[WRITTEN EXERCISE]: Please repeat all of the lines that follow, exactly as written.

---- DATA RECORDS

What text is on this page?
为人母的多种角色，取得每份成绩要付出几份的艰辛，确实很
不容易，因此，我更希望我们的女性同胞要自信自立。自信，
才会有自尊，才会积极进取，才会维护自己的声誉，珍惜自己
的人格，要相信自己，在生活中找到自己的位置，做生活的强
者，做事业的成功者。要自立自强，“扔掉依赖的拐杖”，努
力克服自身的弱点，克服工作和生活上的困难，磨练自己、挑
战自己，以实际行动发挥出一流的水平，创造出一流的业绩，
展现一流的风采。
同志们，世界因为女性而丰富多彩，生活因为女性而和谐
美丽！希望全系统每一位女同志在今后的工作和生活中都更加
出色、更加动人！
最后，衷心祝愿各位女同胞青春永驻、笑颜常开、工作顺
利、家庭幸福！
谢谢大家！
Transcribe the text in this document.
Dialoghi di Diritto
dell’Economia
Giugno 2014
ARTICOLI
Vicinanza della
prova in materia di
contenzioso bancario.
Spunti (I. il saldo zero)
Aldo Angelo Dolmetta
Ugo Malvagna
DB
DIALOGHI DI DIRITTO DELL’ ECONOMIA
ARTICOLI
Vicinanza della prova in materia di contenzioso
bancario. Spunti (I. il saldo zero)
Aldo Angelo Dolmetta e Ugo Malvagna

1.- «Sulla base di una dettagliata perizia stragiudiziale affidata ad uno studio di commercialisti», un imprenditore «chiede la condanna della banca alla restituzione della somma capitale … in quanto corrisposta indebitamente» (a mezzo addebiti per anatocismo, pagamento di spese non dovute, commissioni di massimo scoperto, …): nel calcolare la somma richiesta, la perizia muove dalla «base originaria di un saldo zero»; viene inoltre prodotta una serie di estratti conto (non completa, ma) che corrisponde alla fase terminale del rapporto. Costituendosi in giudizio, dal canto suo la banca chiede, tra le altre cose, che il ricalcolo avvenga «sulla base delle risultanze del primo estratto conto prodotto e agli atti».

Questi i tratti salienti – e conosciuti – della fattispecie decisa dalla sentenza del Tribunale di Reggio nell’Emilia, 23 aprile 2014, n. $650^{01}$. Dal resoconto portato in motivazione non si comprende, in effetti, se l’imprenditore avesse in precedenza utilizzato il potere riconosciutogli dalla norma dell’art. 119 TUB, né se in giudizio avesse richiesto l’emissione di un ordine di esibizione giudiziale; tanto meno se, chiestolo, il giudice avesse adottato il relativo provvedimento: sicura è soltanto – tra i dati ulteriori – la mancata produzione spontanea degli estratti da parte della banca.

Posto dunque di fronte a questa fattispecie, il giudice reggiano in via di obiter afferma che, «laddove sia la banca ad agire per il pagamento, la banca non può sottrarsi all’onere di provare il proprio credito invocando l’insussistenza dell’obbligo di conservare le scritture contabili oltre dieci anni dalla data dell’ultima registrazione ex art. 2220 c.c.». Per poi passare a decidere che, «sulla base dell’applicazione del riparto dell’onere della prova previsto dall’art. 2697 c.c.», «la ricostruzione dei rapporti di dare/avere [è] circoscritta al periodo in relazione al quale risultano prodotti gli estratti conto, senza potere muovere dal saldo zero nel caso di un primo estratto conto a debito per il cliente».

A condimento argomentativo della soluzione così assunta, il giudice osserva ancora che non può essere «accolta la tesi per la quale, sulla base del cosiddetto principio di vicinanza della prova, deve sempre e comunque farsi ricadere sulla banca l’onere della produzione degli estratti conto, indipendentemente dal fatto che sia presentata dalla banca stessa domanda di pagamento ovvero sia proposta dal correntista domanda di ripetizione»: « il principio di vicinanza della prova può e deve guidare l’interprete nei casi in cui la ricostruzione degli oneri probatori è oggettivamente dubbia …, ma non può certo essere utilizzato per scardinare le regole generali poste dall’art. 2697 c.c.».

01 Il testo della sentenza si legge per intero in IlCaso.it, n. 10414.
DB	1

--------

[WORKED ANSWER]:
What text is on this page?
为人母的多种角色，取得每份成绩要付出几份的艰辛，确实很
不容易，因此，我更希望我们的女性同胞要自信自立。自信，
才会有自尊，才会积极进取，才会维护自己的声誉，珍惜自己
的人格，要相信自己，在生活中找到自己的位置，做生活的强
者，做事业的成功者。要自立自强，“扔掉依赖的拐杖”，努
力克服自身的弱点，克服工作和生活上的困难，磨练自己、挑
战自己，以实际行动发挥出一流的水平，创造出一流的业绩，
展现一流的风采。
同志们，世界因为女性而丰富多彩，生活因为女性而和谐
美丽！希望全系统每一位女同志在今后的工作和生活中都更加
出色、更加动人！
最后，衷心祝愿各位女同胞青春永驻、笑颜常开、工作顺
利、家庭幸福！
谢谢大家！
Transcribe the text in this document.
Dialoghi di Diritto
dell’Economia
Giugno 2014
ARTICOLI
Vicinanza della
prova in materia di
contenzioso bancario.
Spunti (I. il saldo zero)
Aldo Angelo Dolmetta
Ugo Malvagna
DB
DIALOGHI DI DIRITTO DELL’ ECONOMIA
ARTICOLI
Vicinanza della prova in materia di contenzioso
bancario. Spunti (I. il saldo zero)
Aldo Angelo Dolmetta e Ugo Malvagna

1.- «Sulla base di una dettagliata perizia stragiudiziale affidata ad uno studio di commercialisti», un imprenditore «chiede la condanna della banca alla restituzione della somma capitale … in quanto corrisposta indebitamente» (a mezzo addebiti per anatocismo, pagamento di spese non dovute, commissioni di massimo scoperto, …): nel calcolare la somma richiesta, la perizia muove dalla «base originaria di un saldo zero»; viene inoltre prodotta una serie di estratti conto (non completa, ma) che corrisponde alla fase terminale del rapporto. Costituendosi in giudizio, dal canto suo la banca chiede, tra le altre cose, che il ricalcolo avvenga «sulla base delle risultanze del primo estratto conto prodotto e agli atti».

Questi i tratti salienti – e conosciuti – della fattispecie decisa dalla sentenza del Tribunale di Reggio nell’Emilia, 23 aprile 2014, n. $650^{01}$. Dal resoconto portato in motivazione non si comprende, in effetti, se l’imprenditore avesse in precedenza utilizzato il potere riconosciutogli dalla norma dell’art. 119 TUB, né se in giudizio avesse richiesto l’emissione di un ordine di esibizione giudiziale; tanto meno se, chiestolo, il giudice avesse adottato il relativo provvedimento: sicura è soltanto – tra i dati ulteriori – la mancata produzione spontanea degli estratti da parte della banca.

Posto dunque di fronte a questa fattispecie, il giudice reggiano in via di obiter afferma che, «laddove sia la banca ad agire per il pagamento, la banca non può sottrarsi all’onere di provare il proprio credito invocando l’insussistenza dell’obbligo di conservare le scritture contabili oltre dieci anni dalla data dell’ultima registrazione ex art. 2220 c.c.». Per poi passare a decidere che, «sulla base dell’applicazione del riparto dell’onere della prova previsto dall’art. 2697 c.c.», «la ricostruzione dei rapporti di dare/avere [è] circoscritta al periodo in relazione al quale risultano prodotti gli estratti conto, senza potere muovere dal saldo zero nel caso di un primo estratto conto a debito per il cliente».

A condimento argomentativo della soluzione così assunta, il giudice osserva ancora che non può essere «accolta la tesi per la quale, sulla base del cosiddetto principio di vicinanza della prova, deve sempre e comunque farsi ricadere sulla banca l’onere della produzione degli estratti conto, indipendentemente dal fatto che sia presentata dalla banca stessa domanda di pagamento ovvero sia proposta dal correntista domanda di ripetizione»: « il principio di vicinanza della prova può e deve guidare l’interprete nei casi in cui la ricostruzione degli oneri probatori è oggettivamente dubbia …, ma non può certo essere utilizzato per scardinare le regole generali poste dall’art. 2697 c.c.».

01 Il testo della sentenza si legge per intero in IlCaso.it, n. 10414.
DB	1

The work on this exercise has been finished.